▶ _Written problem_
All entries are to be given again verbatim.
-- START Data records --
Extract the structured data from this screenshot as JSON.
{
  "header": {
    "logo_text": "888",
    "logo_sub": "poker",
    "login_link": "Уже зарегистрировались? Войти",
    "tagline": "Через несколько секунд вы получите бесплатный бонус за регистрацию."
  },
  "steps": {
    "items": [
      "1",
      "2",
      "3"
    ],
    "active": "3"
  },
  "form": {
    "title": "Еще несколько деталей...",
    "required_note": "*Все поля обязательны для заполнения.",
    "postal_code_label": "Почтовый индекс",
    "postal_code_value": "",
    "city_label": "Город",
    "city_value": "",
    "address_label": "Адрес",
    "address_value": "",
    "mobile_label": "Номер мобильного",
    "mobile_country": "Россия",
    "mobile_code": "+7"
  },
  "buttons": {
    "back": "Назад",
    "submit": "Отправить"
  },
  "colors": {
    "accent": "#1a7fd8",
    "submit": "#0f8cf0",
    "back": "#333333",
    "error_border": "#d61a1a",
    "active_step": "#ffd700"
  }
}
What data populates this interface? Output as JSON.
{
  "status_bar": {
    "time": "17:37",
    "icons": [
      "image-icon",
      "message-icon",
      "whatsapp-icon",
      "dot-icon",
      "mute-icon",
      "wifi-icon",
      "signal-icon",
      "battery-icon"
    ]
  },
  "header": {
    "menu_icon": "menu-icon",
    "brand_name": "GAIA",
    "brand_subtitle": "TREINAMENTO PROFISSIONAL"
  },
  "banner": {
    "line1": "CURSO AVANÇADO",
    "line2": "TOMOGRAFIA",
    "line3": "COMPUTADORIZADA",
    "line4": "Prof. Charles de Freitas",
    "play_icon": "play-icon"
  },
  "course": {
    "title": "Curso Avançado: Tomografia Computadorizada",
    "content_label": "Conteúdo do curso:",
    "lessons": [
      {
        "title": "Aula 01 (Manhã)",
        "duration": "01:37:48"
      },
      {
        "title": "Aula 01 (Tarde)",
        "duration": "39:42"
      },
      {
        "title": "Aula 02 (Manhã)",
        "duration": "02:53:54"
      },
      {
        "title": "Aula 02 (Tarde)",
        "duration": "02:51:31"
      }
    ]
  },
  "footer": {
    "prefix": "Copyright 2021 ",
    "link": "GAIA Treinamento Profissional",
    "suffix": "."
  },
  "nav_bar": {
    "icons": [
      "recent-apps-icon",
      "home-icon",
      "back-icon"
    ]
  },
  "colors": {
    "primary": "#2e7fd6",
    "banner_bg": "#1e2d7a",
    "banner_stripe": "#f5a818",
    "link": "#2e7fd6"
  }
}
-- END Data records --
▶ _Solution for this problem_
Extract the structured data from this screenshot as JSON.
{
  "header": {
    "logo_text": "888",
    "logo_sub": "poker",
    "login_link": "Уже зарегистрировались? Войти",
    "tagline": "Через несколько секунд вы получите бесплатный бонус за регистрацию."
  },
  "steps": {
    "items": [
      "1",
      "2",
      "3"
    ],
    "active": "3"
  },
  "form": {
    "title": "Еще несколько деталей...",
    "required_note": "*Все поля обязательны для заполнения.",
    "postal_code_label": "Почтовый индекс",
    "postal_code_value": "",
    "city_label": "Город",
    "city_value": "",
    "address_label": "Адрес",
    "address_value": "",
    "mobile_label": "Номер мобильного",
    "mobile_country": "Россия",
    "mobile_code": "+7"
  },
  "buttons": {
    "back": "Назад",
    "submit": "Отправить"
  },
  "colors": {
    "accent": "#1a7fd8",
    "submit": "#0f8cf0",
    "back": "#333333",
    "error_border": "#d61a1a",
    "active_step": "#ffd700"
  }
}
What data populates this interface? Output as JSON.
{
  "status_bar": {
    "time": "17:37",
    "icons": [
      "image-icon",
      "message-icon",
      "whatsapp-icon",
      "dot-icon",
      "mute-icon",
      "wifi-icon",
      "signal-icon",
      "battery-icon"
    ]
  },
  "header": {
    "menu_icon": "menu-icon",
    "brand_name": "GAIA",
    "brand_subtitle": "TREINAMENTO PROFISSIONAL"
  },
  "banner": {
    "line1": "CURSO AVANÇADO",
    "line2": "TOMOGRAFIA",
    "line3": "COMPUTADORIZADA",
    "line4": "Prof. Charles de Freitas",
    "play_icon": "play-icon"
  },
  "course": {
    "title": "Curso Avançado: Tomografia Computadorizada",
    "content_label": "Conteúdo do curso:",
    "lessons": [
      {
        "title": "Aula 01 (Manhã)",
        "duration": "01:37:48"
      },
      {
        "title": "Aula 01 (Tarde)",
        "duration": "39:42"
      },
      {
        "title": "Aula 02 (Manhã)",
        "duration": "02:53:54"
      },
      {
        "title": "Aula 02 (Tarde)",
        "duration": "02:51:31"
      }
    ]
  },
  "footer": {
    "prefix": "Copyright 2021 ",
    "link": "GAIA Treinamento Profissional",
    "suffix": "."
  },
  "nav_bar": {
    "icons": [
      "recent-apps-icon",
      "home-icon",
      "back-icon"
    ]
  },
  "colors": {
    "primary": "#2e7fd6",
    "banner_bg": "#1e2d7a",
    "banner_stripe": "#f5a818",
    "link": "#2e7fd6"
  }
}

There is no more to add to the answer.